Raw records:
--- START ---

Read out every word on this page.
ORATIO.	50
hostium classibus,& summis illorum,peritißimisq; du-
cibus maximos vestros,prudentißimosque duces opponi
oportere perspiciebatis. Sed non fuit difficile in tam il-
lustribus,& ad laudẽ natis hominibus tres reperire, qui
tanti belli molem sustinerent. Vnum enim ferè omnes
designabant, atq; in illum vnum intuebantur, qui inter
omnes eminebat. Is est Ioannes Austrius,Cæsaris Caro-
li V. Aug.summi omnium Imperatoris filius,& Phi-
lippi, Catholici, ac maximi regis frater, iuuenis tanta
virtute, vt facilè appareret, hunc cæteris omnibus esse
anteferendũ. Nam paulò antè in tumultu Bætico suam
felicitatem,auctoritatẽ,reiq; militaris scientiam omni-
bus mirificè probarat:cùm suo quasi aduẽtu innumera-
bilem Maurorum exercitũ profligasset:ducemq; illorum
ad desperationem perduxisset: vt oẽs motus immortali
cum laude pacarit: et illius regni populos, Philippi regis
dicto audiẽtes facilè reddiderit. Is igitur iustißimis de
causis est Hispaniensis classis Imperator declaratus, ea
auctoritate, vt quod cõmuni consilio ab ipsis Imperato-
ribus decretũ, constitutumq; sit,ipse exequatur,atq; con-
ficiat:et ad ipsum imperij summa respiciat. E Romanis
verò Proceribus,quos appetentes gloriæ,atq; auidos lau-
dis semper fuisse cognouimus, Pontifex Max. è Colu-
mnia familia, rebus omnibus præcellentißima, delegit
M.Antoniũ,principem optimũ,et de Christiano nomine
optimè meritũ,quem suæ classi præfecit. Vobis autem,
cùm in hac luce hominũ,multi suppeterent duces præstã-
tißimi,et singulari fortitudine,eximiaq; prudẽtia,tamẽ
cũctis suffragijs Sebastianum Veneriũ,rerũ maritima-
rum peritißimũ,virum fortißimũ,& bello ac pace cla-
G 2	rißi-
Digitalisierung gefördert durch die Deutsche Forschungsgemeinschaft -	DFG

--- END ---

Given problem:
Copy out each line exactly as written.

Output of the task:
Read out every word on this page.
ORATIO.	50
hostium classibus,& summis illorum,peritißimisq; du-
cibus maximos vestros,prudentißimosque duces opponi
oportere perspiciebatis. Sed non fuit difficile in tam il-
lustribus,& ad laudẽ natis hominibus tres reperire, qui
tanti belli molem sustinerent. Vnum enim ferè omnes
designabant, atq; in illum vnum intuebantur, qui inter
omnes eminebat. Is est Ioannes Austrius,Cæsaris Caro-
li V. Aug.summi omnium Imperatoris filius,& Phi-
lippi, Catholici, ac maximi regis frater, iuuenis tanta
virtute, vt facilè appareret, hunc cæteris omnibus esse
anteferendũ. Nam paulò antè in tumultu Bætico suam
felicitatem,auctoritatẽ,reiq; militaris scientiam omni-
bus mirificè probarat:cùm suo quasi aduẽtu innumera-
bilem Maurorum exercitũ profligasset:ducemq; illorum
ad desperationem perduxisset: vt oẽs motus immortali
cum laude pacarit: et illius regni populos, Philippi regis
dicto audiẽtes facilè reddiderit. Is igitur iustißimis de
causis est Hispaniensis classis Imperator declaratus, ea
auctoritate, vt quod cõmuni consilio ab ipsis Imperato-
ribus decretũ, constitutumq; sit,ipse exequatur,atq; con-
ficiat:et ad ipsum imperij summa respiciat. E Romanis
verò Proceribus,quos appetentes gloriæ,atq; auidos lau-
dis semper fuisse cognouimus, Pontifex Max. è Colu-
mnia familia, rebus omnibus præcellentißima, delegit
M.Antoniũ,principem optimũ,et de Christiano nomine
optimè meritũ,quem suæ classi præfecit. Vobis autem,
cùm in hac luce hominũ,multi suppeterent duces præstã-
tißimi,et singulari fortitudine,eximiaq; prudẽtia,tamẽ
cũctis suffragijs Sebastianum Veneriũ,rerũ maritima-
rum peritißimũ,virum fortißimũ,& bello ac pace cla-
G 2	rißi-
Digitalisierung gefördert durch die Deutsche Forschungsgemeinschaft -	DFG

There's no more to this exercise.